Stored entries
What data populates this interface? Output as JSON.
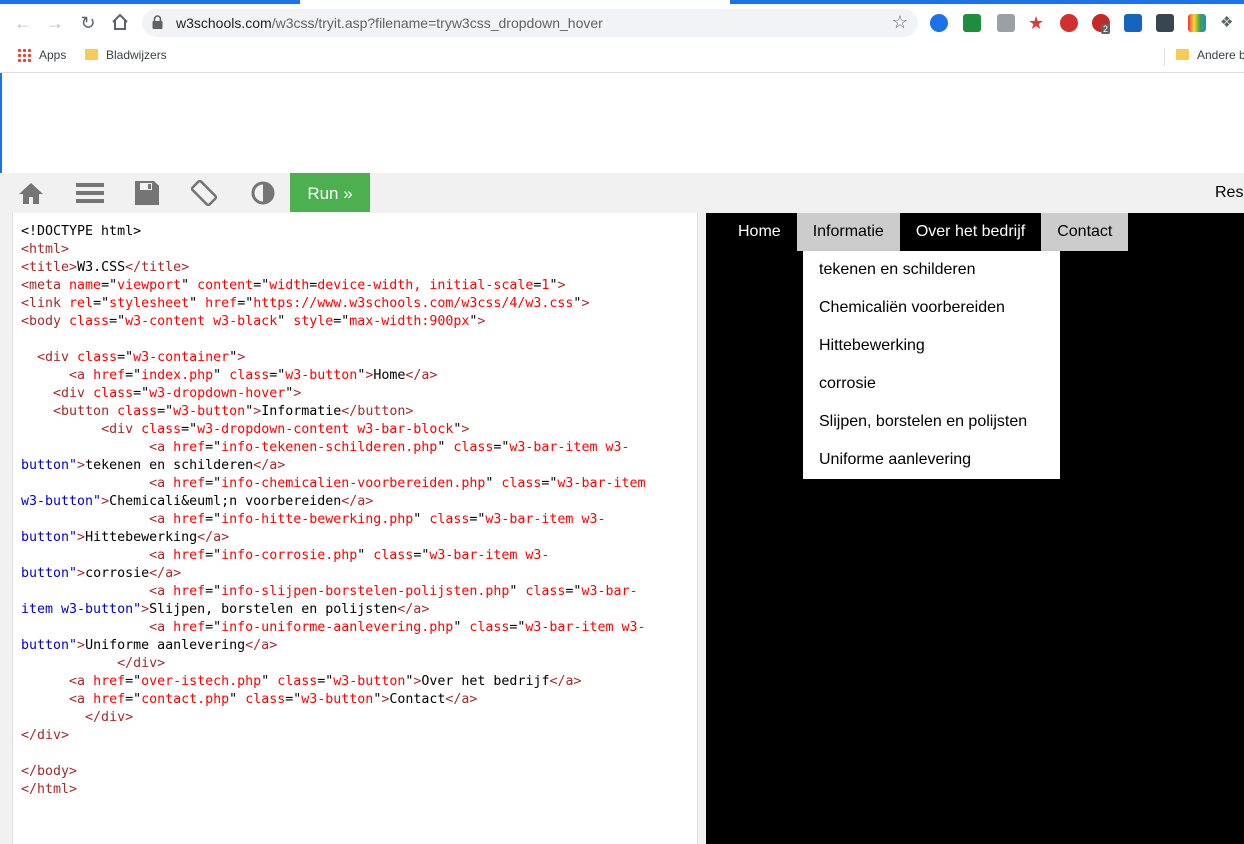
{
  "browser": {
    "url_host": "w3schools.com",
    "url_path": "/w3css/tryit.asp?filename=tryw3css_dropdown_hover",
    "bookmarks": [
      {
        "label": "Apps"
      },
      {
        "label": "Bladwijzers"
      }
    ],
    "other_bookmarks": "Andere b",
    "ext_badges": [
      "2"
    ]
  },
  "toolbar": {
    "run_label": "Run »",
    "result_label": "Resu"
  },
  "code_lines": [
    "<!DOCTYPE html>",
    "<html>",
    "<title>W3.CSS</title>",
    "<meta name=\"viewport\" content=\"width=device-width, initial-scale=1\">",
    "<link rel=\"stylesheet\" href=\"https://www.w3schools.com/w3css/4/w3.css\">",
    "<body class=\"w3-content w3-black\" style=\"max-width:900px\">",
    "",
    "  <div class=\"w3-container\">",
    "      <a href=\"index.php\" class=\"w3-button\">Home</a>",
    "    <div class=\"w3-dropdown-hover\">",
    "    <button class=\"w3-button\">Informatie</button>",
    "          <div class=\"w3-dropdown-content w3-bar-block\">",
    "                <a href=\"info-tekenen-schilderen.php\" class=\"w3-bar-item w3-",
    "button\">tekenen en schilderen</a>",
    "                <a href=\"info-chemicalien-voorbereiden.php\" class=\"w3-bar-item",
    "w3-button\">Chemicali&euml;n voorbereiden</a>",
    "                <a href=\"info-hitte-bewerking.php\" class=\"w3-bar-item w3-",
    "button\">Hittebewerking</a>",
    "                <a href=\"info-corrosie.php\" class=\"w3-bar-item w3-",
    "button\">corrosie</a>",
    "                <a href=\"info-slijpen-borstelen-polijsten.php\" class=\"w3-bar-",
    "item w3-button\">Slijpen, borstelen en polijsten</a>",
    "                <a href=\"info-uniforme-aanlevering.php\" class=\"w3-bar-item w3-",
    "button\">Uniforme aanlevering</a>",
    "            </div>",
    "      <a href=\"over-istech.php\" class=\"w3-button\">Over het bedrijf</a>",
    "      <a href=\"contact.php\" class=\"w3-button\">Contact</a>",
    "        </div>",
    "</div>",
    "",
    "</body>",
    "</html>"
  ],
  "result_nav": [
    {
      "label": "Home",
      "style": "dark"
    },
    {
      "label": "Informatie",
      "style": "light"
    },
    {
      "label": "Over het bedrijf",
      "style": "dark"
    },
    {
      "label": "Contact",
      "style": "light"
    }
  ],
  "dropdown_items": [
    "tekenen en schilderen",
    "Chemicaliën voorbereiden",
    "Hittebewerking",
    "corrosie",
    "Slijpen, borstelen en polijsten",
    "Uniforme aanlevering"
  ],
  "colors": {
    "run_green": "#4caf50",
    "tag": "#a52a2a",
    "attribute": "#ff0000",
    "value": "#0000cc",
    "nav_light": "#cccccc"
  }
}
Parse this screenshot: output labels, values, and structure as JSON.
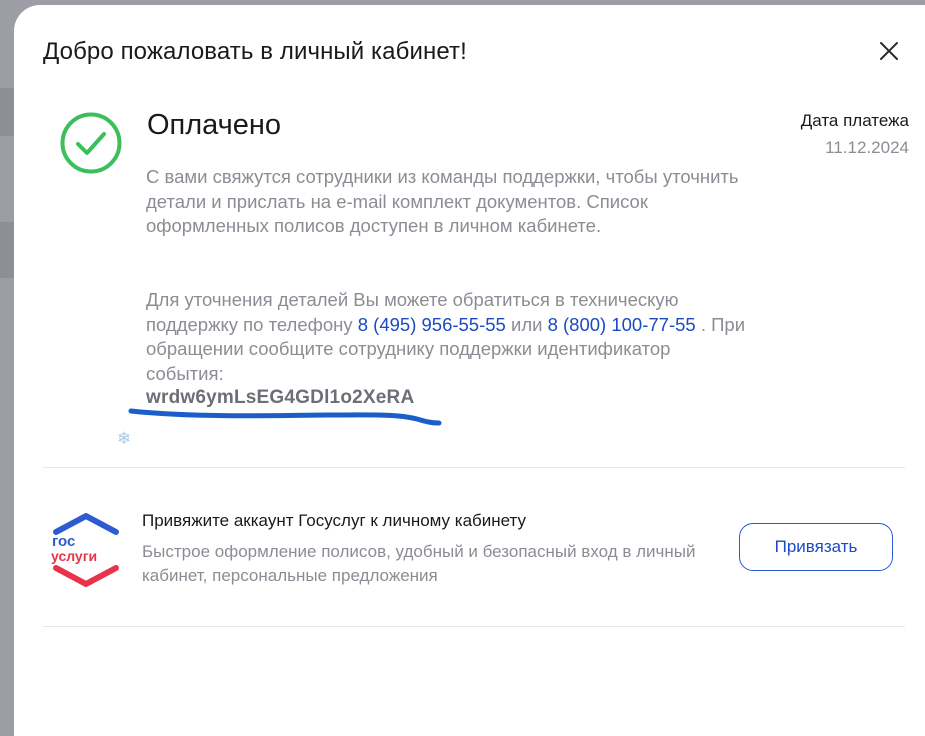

**What you need to do:**
Leave out the pictures and output the rest of the material exactly as written.

**Complete answer:**
What data populates this interface? Output as JSON.
{
  "browser": {
    "url_host": "w3schools.com",
    "url_path": "/w3css/tryit.asp?filename=tryw3css_dropdown_hover",
    "bookmarks": [
      {
        "label": "Apps"
      },
      {
        "label": "Bladwijzers"
      }
    ],
    "other_bookmarks": "Andere b",
    "ext_badges": [
      "2"
    ]
  },
  "toolbar": {
    "run_label": "Run »",
    "result_label": "Resu"
  },
  "code_lines": [
    "<!DOCTYPE html>",
    "<html>",
    "<title>W3.CSS</title>",
    "<meta name=\"viewport\" content=\"width=device-width, initial-scale=1\">",
    "<link rel=\"stylesheet\" href=\"https://www.w3schools.com/w3css/4/w3.css\">",
    "<body class=\"w3-content w3-black\" style=\"max-width:900px\">",
    "",
    "  <div class=\"w3-container\">",
    "      <a href=\"index.php\" class=\"w3-button\">Home</a>",
    "    <div class=\"w3-dropdown-hover\">",
    "    <button class=\"w3-button\">Informatie</button>",
    "          <div class=\"w3-dropdown-content w3-bar-block\">",
    "                <a href=\"info-tekenen-schilderen.php\" class=\"w3-bar-item w3-",
    "button\">tekenen en schilderen</a>",
    "                <a href=\"info-chemicalien-voorbereiden.php\" class=\"w3-bar-item",
    "w3-button\">Chemicali&euml;n voorbereiden</a>",
    "                <a href=\"info-hitte-bewerking.php\" class=\"w3-bar-item w3-",
    "button\">Hittebewerking</a>",
    "                <a href=\"info-corrosie.php\" class=\"w3-bar-item w3-",
    "button\">corrosie</a>",
    "                <a href=\"info-slijpen-borstelen-polijsten.php\" class=\"w3-bar-",
    "item w3-button\">Slijpen, borstelen en polijsten</a>",
    "                <a href=\"info-uniforme-aanlevering.php\" class=\"w3-bar-item w3-",
    "button\">Uniforme aanlevering</a>",
    "            </div>",
    "      <a href=\"over-istech.php\" class=\"w3-button\">Over het bedrijf</a>",
    "      <a href=\"contact.php\" class=\"w3-button\">Contact</a>",
    "        </div>",
    "</div>",
    "",
    "</body>",
    "</html>"
  ],
  "result_nav": [
    {
      "label": "Home",
      "style": "dark"
    },
    {
      "label": "Informatie",
      "style": "light"
    },
    {
      "label": "Over het bedrijf",
      "style": "dark"
    },
    {
      "label": "Contact",
      "style": "light"
    }
  ],
  "dropdown_items": [
    "tekenen en schilderen",
    "Chemicaliën voorbereiden",
    "Hittebewerking",
    "corrosie",
    "Slijpen, borstelen en polijsten",
    "Uniforme aanlevering"
  ],
  "colors": {
    "run_green": "#4caf50",
    "tag": "#a52a2a",
    "attribute": "#ff0000",
    "value": "#0000cc",
    "nav_light": "#cccccc"
  }
}
Parse this screenshot: output labels, values, and structure as JSON.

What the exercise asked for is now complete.